--- start RECORDS TO PROCESS ---

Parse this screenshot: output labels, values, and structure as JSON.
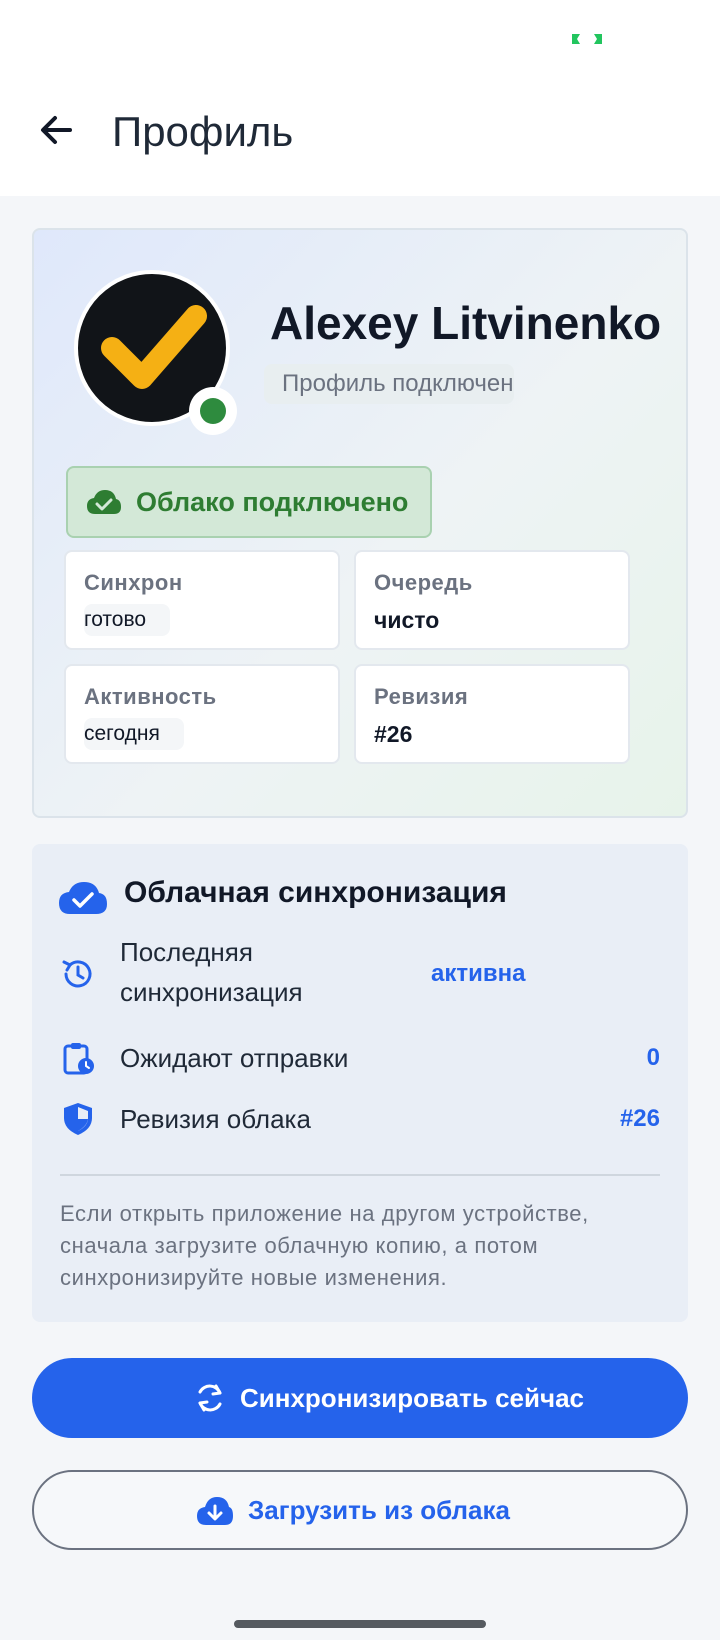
{
  "app": {
    "title": "Профиль",
    "accent": "#2563eb",
    "success": "#2e7d32"
  },
  "statusbar": {
    "indicator_icon": "green-bracket-indicator-icon"
  },
  "appbar": {
    "back_icon": "arrow-left-icon",
    "title": "Профиль"
  },
  "profile": {
    "avatar_icon": "yellow-checkmark-avatar-icon",
    "online_status_icon": "green-dot-icon",
    "name": "Alexey Litvinenko",
    "status": "Профиль подключен",
    "cloud_status": {
      "icon": "cloud-check-icon",
      "label": "Облако подключено"
    },
    "tiles": [
      {
        "label": "Синхрон",
        "value": "готово"
      },
      {
        "label": "Очередь",
        "value": "чисто"
      },
      {
        "label": "Активность",
        "value": "сегодня"
      },
      {
        "label": "Ревизия",
        "value": "#26"
      }
    ]
  },
  "sync_card": {
    "icon": "cloud-check-icon",
    "title": "Облачная синхронизация",
    "rows": [
      {
        "icon": "history-clock-icon",
        "label": "Последняя синхронизация",
        "value": "активна"
      },
      {
        "icon": "clipboard-clock-icon",
        "label": "Ожидают отправки",
        "value": "0"
      },
      {
        "icon": "shield-icon",
        "label": "Ревизия облака",
        "value": "#26"
      }
    ],
    "note": "Если открыть приложение на другом устройстве, сначала загрузите облачную копию, а потом синхронизируйте новые изменения."
  },
  "actions": {
    "sync_now": {
      "icon": "sync-icon",
      "label": "Синхронизировать сейчас"
    },
    "download": {
      "icon": "cloud-download-icon",
      "label": "Загрузить из облака"
    }
  }
}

--- end RECORDS TO PROCESS ---

**PROMPT:** Quote every record above exactly, omitting any pictures they contain.

**OUTPUT:**
Parse this screenshot: output labels, values, and structure as JSON.
{
  "app": {
    "title": "Профиль",
    "accent": "#2563eb",
    "success": "#2e7d32"
  },
  "statusbar": {
    "indicator_icon": "green-bracket-indicator-icon"
  },
  "appbar": {
    "back_icon": "arrow-left-icon",
    "title": "Профиль"
  },
  "profile": {
    "avatar_icon": "yellow-checkmark-avatar-icon",
    "online_status_icon": "green-dot-icon",
    "name": "Alexey Litvinenko",
    "status": "Профиль подключен",
    "cloud_status": {
      "icon": "cloud-check-icon",
      "label": "Облако подключено"
    },
    "tiles": [
      {
        "label": "Синхрон",
        "value": "готово"
      },
      {
        "label": "Очередь",
        "value": "чисто"
      },
      {
        "label": "Активность",
        "value": "сегодня"
      },
      {
        "label": "Ревизия",
        "value": "#26"
      }
    ]
  },
  "sync_card": {
    "icon": "cloud-check-icon",
    "title": "Облачная синхронизация",
    "rows": [
      {
        "icon": "history-clock-icon",
        "label": "Последняя синхронизация",
        "value": "активна"
      },
      {
        "icon": "clipboard-clock-icon",
        "label": "Ожидают отправки",
        "value": "0"
      },
      {
        "icon": "shield-icon",
        "label": "Ревизия облака",
        "value": "#26"
      }
    ],
    "note": "Если открыть приложение на другом устройстве, сначала загрузите облачную копию, а потом синхронизируйте новые изменения."
  },
  "actions": {
    "sync_now": {
      "icon": "sync-icon",
      "label": "Синхронизировать сейчас"
    },
    "download": {
      "icon": "cloud-download-icon",
      "label": "Загрузить из облака"
    }
  }
}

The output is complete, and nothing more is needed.